Blätter für deutsche und internationale Politik 4/2013

15 Jahre von 150: Die Misere der SPD

von Albrecht von Lucke



Eines kann man dem Kanzlerkandidaten der SPD nicht nachsagen: dass er nicht alles unternähme, um Angela Merkel zu einer dritten Kanzlerschaft zu verhelfen - angefangen von der verspäteten Offenlegung seiner Vortragshonorare, über Pinot Grigio nicht unter fünf Euro pro Glas und die Klage über ein zu geringes Kanzlergehalt, bis hin zu halbstarken "Clowns"-Vergleichen. Mancher Beobachter zweifelt inzwischen ernsthaft daran, ob Peer Steinbrück die Wahl überhaupt gewinnen will.

Doch obwohl Steinbrück alles unternimmt, Merkel stark zu machen: Das Momentum für einen Machtwechsel scheint gegeben. Nicht der SPD-Kandidat, sondern die politische Lage zwingt dem Land förmlich eine Gerechtigkeitsdebatte auf. Zwei entscheidende linke Themen stehen ganz oben auf der Agenda, nämlich die Lohngrenzen nach oben wie nach unten, sprich: Mindestlohn und Maximallohn.

Ein unerwartetes Signal machte den Anfang: Dass sich zwei Drittel der Schweizer in einer Volksabstimmung dafür entschieden, Managergehälter zukünftig durch die Aktionäre und nicht mehr durch den Aufsichtsrat festzulegen, hat die Debatte um gerechten Lohn ganz nach vorne katapultiert. Selbst in der FAZ ist die Debatte inzwischen aus Schirrmachers Feuilleton, das ohnehin Narrenfreiheit genießt, auf die erste Seite vorgestoßen. Dort wettert der marktliberale Herausgeber Holger Steltzner gegen jene Manager, die "so gern von der Selbstregulierung der Wirtschaft reden. Doch je mehr sie den Kulturwandel predigen und je länger der auf sich warten lässt, desto weniger glaubt man ihnen." Der Grund für den erstaunlichen Wutausbruch gegen die grassierende "Abzocke": Steltzner fürchtet europaweite Tumulte durch die Manager. "Sie haben damit eine Lawine losgetreten, die Europa überrollen könnte."[1]

Inzwischen hat sich auch die CDU das Schweizer Vorbild zu eigen gemacht. Zur gleichen Zeit zeigen die Wahlniederlage des Ex-Goldman-Sachs-Mannes Mario Monti in Italien und das Debakel in Zypern, dass das vor allem von Angela Merkel forcierte Durchregieren mittels einer europaweiten Fiskal-Expertokratie an seine Grenzen stößt. Und während in Europa die Frage der Boni und der Begrenzung der Bankenmacht virulent wird, kommt in der deutschen Innenpolitik inzwischen keine Partei mehr an einem Bekenntnis zu Mindestlöhnen vorbei. Selbst die FDP rang sich vor ihrem letzten Bundesparteitag zu einer Regelung durch, wenn auch ausdrücklich zu keiner flächendeckenden. Kurzum: Der Zustand der Republik, man denke nur an den jüngsten Armuts- und Reichtumsbericht, kommt im Jahr der Bundestagswahl eindeutig der Linken entgegen. Das von Ralf Dahrendorf schon vor 15 Jahren beschworene Ende des sozialdemokratischen Zeitalters samt der sozialen Frage ist offenbar doch nicht gekommen. Im Gegenteil: In ganz Europa erleben wir eine Renaissance kapitalismuskritischen Denkens, das förmlich zu einer neuen politischen Mehrheit linker Parteien drängt.

AUFGABENSTELLUNG 1 = Schreibe bitte die Datensätze vom Anfang bis einschließlich der Zeile mit „bottom-divider xyxy=(100,995,755,996)“ unverändert ab.

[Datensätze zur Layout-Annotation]
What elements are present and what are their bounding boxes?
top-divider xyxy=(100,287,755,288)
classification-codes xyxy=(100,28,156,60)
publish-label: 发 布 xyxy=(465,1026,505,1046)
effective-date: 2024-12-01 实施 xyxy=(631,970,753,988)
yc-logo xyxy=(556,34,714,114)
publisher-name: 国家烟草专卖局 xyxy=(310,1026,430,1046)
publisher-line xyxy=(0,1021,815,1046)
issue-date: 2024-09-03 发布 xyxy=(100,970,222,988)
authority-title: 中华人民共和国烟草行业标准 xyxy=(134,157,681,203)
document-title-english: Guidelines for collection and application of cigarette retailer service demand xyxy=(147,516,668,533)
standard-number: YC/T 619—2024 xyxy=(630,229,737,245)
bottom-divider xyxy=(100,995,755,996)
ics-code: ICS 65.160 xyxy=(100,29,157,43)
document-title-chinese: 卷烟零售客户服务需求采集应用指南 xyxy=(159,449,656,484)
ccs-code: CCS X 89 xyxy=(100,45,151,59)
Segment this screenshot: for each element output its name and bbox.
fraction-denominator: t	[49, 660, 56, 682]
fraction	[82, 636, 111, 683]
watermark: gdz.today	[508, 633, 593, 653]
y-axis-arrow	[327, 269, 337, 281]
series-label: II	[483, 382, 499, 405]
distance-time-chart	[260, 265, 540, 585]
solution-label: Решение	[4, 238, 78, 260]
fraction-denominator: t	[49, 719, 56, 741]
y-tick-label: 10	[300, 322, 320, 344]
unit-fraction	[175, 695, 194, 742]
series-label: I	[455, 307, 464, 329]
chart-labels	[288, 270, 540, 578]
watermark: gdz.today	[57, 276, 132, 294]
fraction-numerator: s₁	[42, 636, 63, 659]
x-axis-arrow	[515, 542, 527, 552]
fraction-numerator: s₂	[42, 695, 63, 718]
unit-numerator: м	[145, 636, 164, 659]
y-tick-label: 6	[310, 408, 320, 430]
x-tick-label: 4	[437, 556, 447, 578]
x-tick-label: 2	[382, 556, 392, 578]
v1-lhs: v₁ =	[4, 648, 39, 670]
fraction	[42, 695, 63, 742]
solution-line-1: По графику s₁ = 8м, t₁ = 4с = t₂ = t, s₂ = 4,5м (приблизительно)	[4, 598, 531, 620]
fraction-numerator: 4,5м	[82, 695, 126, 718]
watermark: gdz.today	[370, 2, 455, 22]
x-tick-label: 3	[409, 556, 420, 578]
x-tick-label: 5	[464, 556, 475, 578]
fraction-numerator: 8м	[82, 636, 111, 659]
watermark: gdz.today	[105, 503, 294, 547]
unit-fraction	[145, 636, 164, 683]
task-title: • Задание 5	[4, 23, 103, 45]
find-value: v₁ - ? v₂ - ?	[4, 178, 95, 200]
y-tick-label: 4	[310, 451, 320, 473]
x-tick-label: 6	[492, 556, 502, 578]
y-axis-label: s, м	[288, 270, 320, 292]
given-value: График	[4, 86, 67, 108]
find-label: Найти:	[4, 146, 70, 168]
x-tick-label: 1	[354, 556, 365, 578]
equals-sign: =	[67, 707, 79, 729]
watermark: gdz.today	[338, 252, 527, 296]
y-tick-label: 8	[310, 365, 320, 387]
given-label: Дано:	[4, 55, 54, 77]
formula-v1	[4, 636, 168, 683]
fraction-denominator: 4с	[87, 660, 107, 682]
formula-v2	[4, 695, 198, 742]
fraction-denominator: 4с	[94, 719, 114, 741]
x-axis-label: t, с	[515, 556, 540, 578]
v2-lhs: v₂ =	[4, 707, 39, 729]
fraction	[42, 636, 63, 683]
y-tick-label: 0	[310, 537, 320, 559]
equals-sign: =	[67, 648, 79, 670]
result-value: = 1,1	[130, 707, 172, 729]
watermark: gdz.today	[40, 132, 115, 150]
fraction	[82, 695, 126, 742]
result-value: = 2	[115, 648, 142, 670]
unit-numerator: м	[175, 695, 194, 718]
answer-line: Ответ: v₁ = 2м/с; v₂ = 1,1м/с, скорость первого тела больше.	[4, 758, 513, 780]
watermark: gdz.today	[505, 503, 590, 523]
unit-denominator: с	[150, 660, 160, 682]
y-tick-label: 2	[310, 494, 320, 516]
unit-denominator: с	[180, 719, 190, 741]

AUFGABENSTELLUNG 2 = Führe den Text über die Misere der SPD im Anschluss an seinen letzten Satz weiter.

ENDGÜLTIGE ANTWORT 1 =
What elements are present and what are their bounding boxes?
top-divider xyxy=(100,287,755,288)
classification-codes xyxy=(100,28,156,60)
publish-label: 发 布 xyxy=(465,1026,505,1046)
effective-date: 2024-12-01 实施 xyxy=(631,970,753,988)
yc-logo xyxy=(556,34,714,114)
publisher-name: 国家烟草专卖局 xyxy=(310,1026,430,1046)
publisher-line xyxy=(0,1021,815,1046)
issue-date: 2024-09-03 发布 xyxy=(100,970,222,988)
authority-title: 中华人民共和国烟草行业标准 xyxy=(134,157,681,203)
document-title-english: Guidelines for collection and application of cigarette retailer service demand xyxy=(147,516,668,533)
standard-number: YC/T 619—2024 xyxy=(630,229,737,245)
bottom-divider xyxy=(100,995,755,996)

ENDGÜLTIGE ANTWORT 2 =
Was für enorme Chancen könnte, ja müsste dies für die deutsche Sozialdemokratie bedeuten. Tatsächlich aber kann davon nicht die Rede sein, dümpelt die SPD weiter bei deutlich unter 30 Prozent herum. Noch immer hat sich die Partei nicht nennenswert von ihrem historisch schlechtesten Ergebnis, den 23 Prozent von 2009, erholt. Gemessen an ihrer großen, am kommenden 23. Mai 150 Jahre alten Geschichte ist die SPD nur noch ein Schatten ihrer selbst. Die Vergangenheit der Partei ist heute weit größer als ihre Gegenwart.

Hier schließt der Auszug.